> **SET TASK**
Across the entries below, how many lines contain the string "events"? Give only the count.

--- Begin DATA ROWS ---

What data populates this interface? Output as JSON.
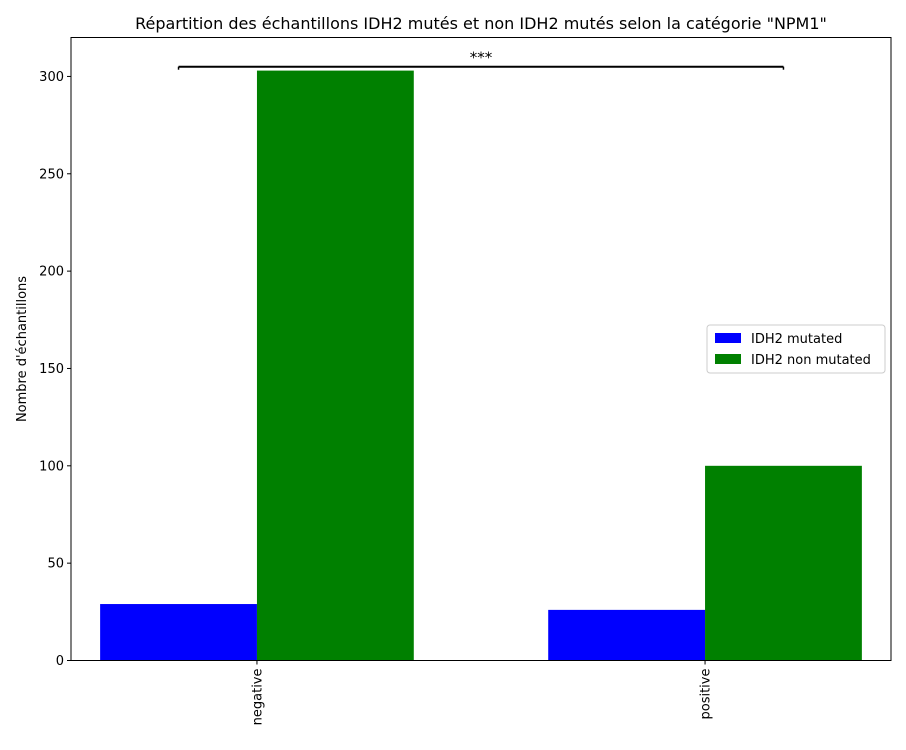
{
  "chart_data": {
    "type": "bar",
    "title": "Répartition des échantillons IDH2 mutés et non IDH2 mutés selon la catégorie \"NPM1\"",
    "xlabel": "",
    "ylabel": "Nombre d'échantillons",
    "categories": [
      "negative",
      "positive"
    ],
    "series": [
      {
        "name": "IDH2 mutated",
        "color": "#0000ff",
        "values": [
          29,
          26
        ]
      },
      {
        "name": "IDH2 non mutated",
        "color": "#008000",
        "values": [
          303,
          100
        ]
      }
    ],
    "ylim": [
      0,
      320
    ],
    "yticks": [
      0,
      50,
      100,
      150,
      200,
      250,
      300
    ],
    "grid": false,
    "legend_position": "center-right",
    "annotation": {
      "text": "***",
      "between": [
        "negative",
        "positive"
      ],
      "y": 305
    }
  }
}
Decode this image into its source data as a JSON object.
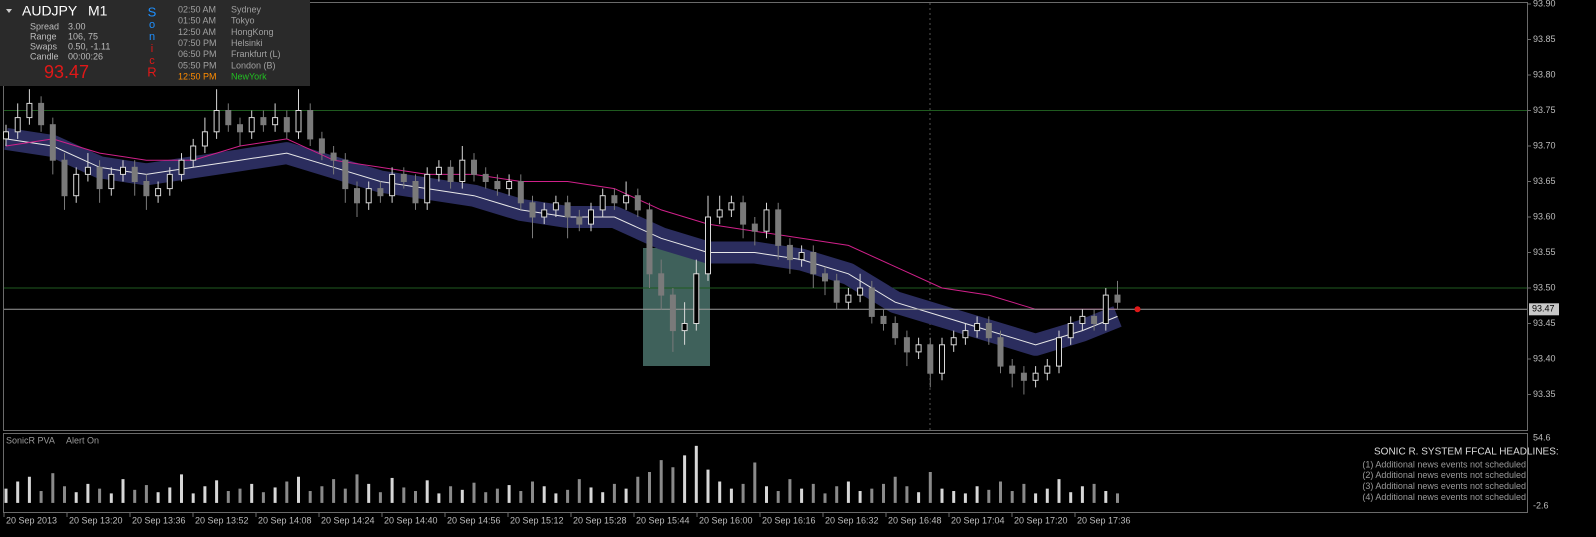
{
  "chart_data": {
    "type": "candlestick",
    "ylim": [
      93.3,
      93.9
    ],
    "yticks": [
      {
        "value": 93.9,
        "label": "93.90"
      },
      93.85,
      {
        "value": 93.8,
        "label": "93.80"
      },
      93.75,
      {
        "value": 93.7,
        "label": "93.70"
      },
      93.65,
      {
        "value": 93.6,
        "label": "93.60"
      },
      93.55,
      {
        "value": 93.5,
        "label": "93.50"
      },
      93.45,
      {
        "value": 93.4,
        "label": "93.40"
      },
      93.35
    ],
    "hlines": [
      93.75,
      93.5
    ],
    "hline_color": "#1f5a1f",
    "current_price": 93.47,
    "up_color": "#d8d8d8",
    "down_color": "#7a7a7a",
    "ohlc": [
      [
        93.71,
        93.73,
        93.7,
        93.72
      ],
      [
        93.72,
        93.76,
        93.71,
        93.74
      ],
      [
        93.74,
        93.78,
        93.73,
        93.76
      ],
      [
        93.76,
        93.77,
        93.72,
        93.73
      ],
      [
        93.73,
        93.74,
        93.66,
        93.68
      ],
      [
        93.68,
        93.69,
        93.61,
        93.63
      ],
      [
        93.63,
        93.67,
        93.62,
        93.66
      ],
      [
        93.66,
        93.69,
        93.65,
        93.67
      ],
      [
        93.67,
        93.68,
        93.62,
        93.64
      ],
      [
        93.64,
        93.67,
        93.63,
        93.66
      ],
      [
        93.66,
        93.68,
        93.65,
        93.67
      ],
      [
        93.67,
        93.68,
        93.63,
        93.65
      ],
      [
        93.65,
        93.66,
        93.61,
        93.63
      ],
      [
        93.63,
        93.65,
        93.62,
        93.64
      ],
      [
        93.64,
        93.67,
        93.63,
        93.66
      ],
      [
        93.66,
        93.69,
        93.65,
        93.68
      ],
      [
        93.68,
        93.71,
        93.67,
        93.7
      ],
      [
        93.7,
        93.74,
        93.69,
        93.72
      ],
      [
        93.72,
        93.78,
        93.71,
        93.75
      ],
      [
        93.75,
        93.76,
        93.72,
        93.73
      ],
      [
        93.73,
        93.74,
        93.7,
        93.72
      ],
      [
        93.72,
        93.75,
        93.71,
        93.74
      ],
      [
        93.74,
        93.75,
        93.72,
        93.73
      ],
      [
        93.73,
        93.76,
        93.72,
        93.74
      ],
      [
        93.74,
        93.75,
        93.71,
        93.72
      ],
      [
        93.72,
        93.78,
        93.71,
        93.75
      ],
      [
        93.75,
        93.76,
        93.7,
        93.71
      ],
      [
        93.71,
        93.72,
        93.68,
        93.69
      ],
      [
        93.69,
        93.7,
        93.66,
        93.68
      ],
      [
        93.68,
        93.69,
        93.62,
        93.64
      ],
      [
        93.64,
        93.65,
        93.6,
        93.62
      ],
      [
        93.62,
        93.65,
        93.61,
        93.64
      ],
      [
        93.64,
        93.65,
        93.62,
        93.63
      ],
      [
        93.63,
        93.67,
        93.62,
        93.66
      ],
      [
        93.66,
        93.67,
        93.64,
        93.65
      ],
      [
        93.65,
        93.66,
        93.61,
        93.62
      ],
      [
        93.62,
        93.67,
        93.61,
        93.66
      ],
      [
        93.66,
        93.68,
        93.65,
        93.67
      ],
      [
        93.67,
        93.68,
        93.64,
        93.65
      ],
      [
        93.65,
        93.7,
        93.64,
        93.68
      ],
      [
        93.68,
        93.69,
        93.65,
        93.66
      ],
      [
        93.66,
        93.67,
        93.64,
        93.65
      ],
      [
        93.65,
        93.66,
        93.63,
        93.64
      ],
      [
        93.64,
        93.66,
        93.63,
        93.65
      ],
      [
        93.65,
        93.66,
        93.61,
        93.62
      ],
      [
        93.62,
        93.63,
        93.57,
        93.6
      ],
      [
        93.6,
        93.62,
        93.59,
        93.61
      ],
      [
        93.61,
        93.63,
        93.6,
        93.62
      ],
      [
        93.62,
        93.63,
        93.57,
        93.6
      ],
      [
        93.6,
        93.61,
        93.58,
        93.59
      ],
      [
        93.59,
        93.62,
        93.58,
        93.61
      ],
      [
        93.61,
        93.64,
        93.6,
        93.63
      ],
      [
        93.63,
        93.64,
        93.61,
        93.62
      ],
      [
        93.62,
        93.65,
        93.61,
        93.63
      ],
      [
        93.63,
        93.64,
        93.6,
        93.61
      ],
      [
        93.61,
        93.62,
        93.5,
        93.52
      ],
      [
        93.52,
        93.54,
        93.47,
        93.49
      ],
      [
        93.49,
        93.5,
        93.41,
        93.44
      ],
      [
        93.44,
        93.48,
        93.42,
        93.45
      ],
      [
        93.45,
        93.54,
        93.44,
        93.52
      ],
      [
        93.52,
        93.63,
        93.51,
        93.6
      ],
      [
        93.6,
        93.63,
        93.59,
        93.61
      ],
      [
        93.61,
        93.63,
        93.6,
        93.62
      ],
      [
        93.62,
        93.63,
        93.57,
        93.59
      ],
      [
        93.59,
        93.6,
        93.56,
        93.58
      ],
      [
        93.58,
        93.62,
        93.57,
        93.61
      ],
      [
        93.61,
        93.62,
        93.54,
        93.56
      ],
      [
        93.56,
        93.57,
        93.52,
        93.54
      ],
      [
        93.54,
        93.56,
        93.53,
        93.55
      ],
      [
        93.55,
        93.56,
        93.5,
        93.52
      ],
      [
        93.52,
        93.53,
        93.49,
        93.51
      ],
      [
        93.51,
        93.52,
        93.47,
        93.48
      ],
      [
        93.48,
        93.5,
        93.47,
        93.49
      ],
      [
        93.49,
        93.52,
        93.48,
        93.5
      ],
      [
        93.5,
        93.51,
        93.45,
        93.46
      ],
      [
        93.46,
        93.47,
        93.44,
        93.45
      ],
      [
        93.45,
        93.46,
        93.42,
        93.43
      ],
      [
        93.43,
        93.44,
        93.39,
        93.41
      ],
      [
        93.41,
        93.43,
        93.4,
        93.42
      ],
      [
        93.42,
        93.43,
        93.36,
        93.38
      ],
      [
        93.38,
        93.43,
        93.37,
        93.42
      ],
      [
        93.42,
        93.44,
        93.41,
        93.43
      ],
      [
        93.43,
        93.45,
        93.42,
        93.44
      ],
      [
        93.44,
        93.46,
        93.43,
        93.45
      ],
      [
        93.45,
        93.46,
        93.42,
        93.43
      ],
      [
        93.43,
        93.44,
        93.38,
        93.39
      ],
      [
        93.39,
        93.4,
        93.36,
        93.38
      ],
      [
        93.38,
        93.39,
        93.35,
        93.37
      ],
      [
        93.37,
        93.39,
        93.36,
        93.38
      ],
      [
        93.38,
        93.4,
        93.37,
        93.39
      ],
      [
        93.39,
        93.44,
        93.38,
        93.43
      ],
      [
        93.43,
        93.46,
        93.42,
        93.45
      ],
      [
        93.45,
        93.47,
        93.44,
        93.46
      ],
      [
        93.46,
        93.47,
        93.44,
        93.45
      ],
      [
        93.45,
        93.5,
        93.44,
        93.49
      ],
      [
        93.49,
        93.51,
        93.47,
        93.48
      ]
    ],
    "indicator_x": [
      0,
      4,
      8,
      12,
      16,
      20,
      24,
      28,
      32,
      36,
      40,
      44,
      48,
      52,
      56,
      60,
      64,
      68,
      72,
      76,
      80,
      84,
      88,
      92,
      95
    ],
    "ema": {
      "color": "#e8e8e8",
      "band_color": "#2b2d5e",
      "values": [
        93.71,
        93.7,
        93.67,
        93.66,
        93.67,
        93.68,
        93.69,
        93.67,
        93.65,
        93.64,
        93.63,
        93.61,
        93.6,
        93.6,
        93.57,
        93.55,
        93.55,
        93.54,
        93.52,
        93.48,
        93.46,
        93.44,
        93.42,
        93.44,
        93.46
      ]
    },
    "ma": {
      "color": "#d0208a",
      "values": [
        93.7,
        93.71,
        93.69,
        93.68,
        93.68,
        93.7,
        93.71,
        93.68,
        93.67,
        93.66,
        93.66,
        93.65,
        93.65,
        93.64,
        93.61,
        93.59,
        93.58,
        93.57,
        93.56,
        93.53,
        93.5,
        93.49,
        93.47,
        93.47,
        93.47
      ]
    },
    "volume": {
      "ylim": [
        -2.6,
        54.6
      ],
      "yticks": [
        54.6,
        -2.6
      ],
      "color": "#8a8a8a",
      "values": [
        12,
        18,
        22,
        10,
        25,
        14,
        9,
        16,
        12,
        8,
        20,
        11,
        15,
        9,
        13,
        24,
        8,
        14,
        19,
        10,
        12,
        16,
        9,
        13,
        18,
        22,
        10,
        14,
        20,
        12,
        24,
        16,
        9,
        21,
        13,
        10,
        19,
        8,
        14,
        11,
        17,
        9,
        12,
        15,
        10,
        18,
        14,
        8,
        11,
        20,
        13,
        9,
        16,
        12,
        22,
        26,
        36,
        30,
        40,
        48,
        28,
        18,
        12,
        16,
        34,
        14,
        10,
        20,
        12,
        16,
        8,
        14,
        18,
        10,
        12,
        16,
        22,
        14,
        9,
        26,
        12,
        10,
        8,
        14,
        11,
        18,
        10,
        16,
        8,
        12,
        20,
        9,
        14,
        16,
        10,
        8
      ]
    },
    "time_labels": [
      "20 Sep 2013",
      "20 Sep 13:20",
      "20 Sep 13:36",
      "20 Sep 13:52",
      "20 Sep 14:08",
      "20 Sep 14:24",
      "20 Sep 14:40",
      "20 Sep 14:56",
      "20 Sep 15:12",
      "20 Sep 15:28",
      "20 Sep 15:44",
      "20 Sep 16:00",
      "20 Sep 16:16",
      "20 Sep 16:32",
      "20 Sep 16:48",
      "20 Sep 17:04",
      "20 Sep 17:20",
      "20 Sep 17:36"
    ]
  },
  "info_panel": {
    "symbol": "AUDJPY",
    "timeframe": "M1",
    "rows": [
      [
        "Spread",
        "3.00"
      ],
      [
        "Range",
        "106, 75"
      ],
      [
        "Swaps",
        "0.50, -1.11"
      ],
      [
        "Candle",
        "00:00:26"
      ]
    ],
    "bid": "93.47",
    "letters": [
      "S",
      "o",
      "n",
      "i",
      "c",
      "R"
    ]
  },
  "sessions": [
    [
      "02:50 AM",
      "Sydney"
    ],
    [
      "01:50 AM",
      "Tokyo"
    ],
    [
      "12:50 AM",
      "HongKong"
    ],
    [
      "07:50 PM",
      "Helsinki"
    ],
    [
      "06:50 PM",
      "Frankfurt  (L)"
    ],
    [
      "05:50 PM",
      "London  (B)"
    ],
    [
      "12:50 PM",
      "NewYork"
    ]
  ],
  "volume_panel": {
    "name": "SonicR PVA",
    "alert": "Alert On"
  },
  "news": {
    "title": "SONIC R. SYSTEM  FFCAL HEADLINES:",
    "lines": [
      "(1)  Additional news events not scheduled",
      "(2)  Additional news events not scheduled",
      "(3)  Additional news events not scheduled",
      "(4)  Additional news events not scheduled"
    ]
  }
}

--- End DATA ROWS ---

> **TASK OUTPUT**
4